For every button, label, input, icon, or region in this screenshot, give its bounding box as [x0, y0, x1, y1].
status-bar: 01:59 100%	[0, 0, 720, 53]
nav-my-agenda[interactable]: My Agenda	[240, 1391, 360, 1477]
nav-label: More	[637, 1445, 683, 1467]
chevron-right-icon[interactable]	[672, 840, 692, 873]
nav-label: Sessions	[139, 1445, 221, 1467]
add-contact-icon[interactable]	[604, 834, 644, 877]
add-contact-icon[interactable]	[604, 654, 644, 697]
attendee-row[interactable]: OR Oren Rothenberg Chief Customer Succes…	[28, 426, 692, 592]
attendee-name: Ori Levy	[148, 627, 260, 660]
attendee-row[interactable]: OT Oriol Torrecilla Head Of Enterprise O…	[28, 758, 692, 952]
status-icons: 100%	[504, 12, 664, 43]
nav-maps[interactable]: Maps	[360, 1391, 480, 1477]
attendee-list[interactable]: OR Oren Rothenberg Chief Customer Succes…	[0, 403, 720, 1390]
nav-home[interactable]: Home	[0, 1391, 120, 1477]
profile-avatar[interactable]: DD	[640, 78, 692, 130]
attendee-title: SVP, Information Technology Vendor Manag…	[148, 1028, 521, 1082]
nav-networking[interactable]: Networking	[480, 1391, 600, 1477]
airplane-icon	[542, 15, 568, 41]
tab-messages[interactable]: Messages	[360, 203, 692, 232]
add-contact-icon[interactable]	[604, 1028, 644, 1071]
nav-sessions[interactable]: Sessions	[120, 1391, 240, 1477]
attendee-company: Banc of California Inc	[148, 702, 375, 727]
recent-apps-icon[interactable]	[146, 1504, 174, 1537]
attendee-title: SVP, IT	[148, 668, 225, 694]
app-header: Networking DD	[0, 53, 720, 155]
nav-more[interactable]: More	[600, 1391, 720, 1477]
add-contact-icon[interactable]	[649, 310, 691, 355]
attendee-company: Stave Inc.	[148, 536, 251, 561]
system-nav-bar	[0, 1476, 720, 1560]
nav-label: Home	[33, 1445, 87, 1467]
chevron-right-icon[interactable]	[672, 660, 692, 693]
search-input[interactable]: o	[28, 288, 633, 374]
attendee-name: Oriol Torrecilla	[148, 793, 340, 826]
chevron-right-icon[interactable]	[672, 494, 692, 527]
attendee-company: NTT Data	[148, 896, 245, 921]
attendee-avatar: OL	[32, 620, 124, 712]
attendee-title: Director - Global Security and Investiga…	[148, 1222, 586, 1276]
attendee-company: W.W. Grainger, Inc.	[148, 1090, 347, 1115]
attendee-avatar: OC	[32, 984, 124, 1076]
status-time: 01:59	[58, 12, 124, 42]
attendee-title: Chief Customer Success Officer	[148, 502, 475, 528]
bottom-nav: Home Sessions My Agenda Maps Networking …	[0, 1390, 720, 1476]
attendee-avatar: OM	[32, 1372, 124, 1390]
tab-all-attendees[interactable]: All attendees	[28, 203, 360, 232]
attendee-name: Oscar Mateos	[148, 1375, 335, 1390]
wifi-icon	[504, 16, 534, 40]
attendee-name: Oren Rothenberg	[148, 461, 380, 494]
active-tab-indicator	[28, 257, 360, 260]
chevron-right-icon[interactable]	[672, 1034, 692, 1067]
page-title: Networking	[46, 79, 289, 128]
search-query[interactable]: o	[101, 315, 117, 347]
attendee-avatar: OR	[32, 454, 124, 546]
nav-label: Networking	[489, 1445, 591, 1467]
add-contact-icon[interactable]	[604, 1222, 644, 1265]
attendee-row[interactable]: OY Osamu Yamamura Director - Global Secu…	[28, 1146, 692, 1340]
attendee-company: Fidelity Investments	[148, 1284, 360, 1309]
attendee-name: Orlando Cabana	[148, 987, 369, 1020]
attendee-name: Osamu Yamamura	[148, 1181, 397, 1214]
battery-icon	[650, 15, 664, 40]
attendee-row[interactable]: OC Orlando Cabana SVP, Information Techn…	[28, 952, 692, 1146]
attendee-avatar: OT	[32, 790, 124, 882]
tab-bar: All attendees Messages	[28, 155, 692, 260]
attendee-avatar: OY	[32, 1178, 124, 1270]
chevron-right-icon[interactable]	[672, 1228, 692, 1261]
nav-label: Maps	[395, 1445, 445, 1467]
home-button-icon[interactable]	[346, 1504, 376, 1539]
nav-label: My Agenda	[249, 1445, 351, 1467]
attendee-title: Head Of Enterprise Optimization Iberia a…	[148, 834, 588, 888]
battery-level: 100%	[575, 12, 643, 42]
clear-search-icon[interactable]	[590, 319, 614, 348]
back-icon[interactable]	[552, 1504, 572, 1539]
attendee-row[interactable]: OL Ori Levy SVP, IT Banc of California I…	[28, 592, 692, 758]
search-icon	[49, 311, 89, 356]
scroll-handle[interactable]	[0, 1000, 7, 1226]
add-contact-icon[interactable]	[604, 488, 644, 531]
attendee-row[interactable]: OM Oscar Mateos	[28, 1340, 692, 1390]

┄┄┄┄┄┄┄┄┄┄┄┄┄┄┄┄┄┄┄┄

__WHAT NEEDS TO BE DONE__: Reproduce the entries from their first line through the line containing "1391, 480, 1477]", including both of those lines.

__TASK RESULT__:
For every button, label, input, icon, or region in this screenshot, give its bounding box as [x0, y0, x1, y1].
status-bar: 01:59 100%	[0, 0, 720, 53]
nav-my-agenda[interactable]: My Agenda	[240, 1391, 360, 1477]
nav-label: More	[637, 1445, 683, 1467]
chevron-right-icon[interactable]	[672, 840, 692, 873]
nav-label: Sessions	[139, 1445, 221, 1467]
add-contact-icon[interactable]	[604, 834, 644, 877]
add-contact-icon[interactable]	[604, 654, 644, 697]
attendee-row[interactable]: OR Oren Rothenberg Chief Customer Succes…	[28, 426, 692, 592]
attendee-name: Ori Levy	[148, 627, 260, 660]
attendee-row[interactable]: OT Oriol Torrecilla Head Of Enterprise O…	[28, 758, 692, 952]
status-icons: 100%	[504, 12, 664, 43]
nav-maps[interactable]: Maps	[360, 1391, 480, 1477]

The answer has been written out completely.